Aim: Determine which lines of the records include the word "Figure", and copy them.

# # # #

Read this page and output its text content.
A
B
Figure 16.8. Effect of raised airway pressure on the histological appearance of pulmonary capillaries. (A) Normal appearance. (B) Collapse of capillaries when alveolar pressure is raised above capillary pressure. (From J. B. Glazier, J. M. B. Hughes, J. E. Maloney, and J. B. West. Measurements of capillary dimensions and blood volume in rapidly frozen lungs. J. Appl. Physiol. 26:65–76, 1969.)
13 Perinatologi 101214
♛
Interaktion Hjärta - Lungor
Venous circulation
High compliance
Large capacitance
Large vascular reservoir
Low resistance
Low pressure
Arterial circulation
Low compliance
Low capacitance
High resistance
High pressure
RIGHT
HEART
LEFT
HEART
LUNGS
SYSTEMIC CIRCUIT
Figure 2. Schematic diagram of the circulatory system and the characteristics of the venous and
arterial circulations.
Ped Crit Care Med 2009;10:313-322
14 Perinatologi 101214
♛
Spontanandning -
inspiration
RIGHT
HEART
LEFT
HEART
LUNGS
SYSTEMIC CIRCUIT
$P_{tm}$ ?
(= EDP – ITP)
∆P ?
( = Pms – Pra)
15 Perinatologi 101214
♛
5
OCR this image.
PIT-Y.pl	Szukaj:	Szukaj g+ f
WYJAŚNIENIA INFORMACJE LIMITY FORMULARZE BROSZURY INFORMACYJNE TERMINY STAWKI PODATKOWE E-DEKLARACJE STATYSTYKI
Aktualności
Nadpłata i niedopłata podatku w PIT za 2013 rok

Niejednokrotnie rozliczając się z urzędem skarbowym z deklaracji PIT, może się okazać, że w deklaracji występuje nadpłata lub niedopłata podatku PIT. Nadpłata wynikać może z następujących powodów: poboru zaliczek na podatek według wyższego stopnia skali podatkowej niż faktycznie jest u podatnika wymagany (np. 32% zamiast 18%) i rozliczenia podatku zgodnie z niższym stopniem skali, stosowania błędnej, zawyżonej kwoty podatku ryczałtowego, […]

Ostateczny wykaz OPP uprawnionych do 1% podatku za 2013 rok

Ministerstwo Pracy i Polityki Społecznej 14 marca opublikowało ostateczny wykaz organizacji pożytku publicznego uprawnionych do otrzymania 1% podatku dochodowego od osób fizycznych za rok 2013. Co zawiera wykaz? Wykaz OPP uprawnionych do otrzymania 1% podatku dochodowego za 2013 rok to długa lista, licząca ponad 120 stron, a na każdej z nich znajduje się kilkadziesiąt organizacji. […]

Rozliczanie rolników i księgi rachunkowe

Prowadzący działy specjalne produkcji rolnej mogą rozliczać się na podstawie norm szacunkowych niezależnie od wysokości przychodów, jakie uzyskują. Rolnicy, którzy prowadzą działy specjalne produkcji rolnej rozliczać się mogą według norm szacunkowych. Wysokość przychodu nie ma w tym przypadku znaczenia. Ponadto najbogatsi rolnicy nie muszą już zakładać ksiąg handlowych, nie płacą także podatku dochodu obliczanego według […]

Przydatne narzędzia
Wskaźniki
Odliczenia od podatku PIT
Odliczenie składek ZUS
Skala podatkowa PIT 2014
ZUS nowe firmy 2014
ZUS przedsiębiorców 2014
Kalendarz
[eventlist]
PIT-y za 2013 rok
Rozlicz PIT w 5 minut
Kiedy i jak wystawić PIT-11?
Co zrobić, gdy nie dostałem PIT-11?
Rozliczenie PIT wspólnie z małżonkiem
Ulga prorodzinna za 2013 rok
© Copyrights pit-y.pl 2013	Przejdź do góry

# # # #

Task output:
Figure 16.8. Effect of raised airway pressure on the histological appearance of pulmonary capillaries. (A) Normal appearance. (B) Collapse of capillaries when alveolar pressure is raised above capillary pressure. (From J. B. Glazier, J. M. B. Hughes, J. E. Maloney, and J. B. West. Measurements of capillary dimensions and blood volume in rapidly frozen lungs. J. Appl. Physiol. 26:65–76, 1969.)
Figure 2. Schematic diagram of the circulatory system and the characteristics of the venous and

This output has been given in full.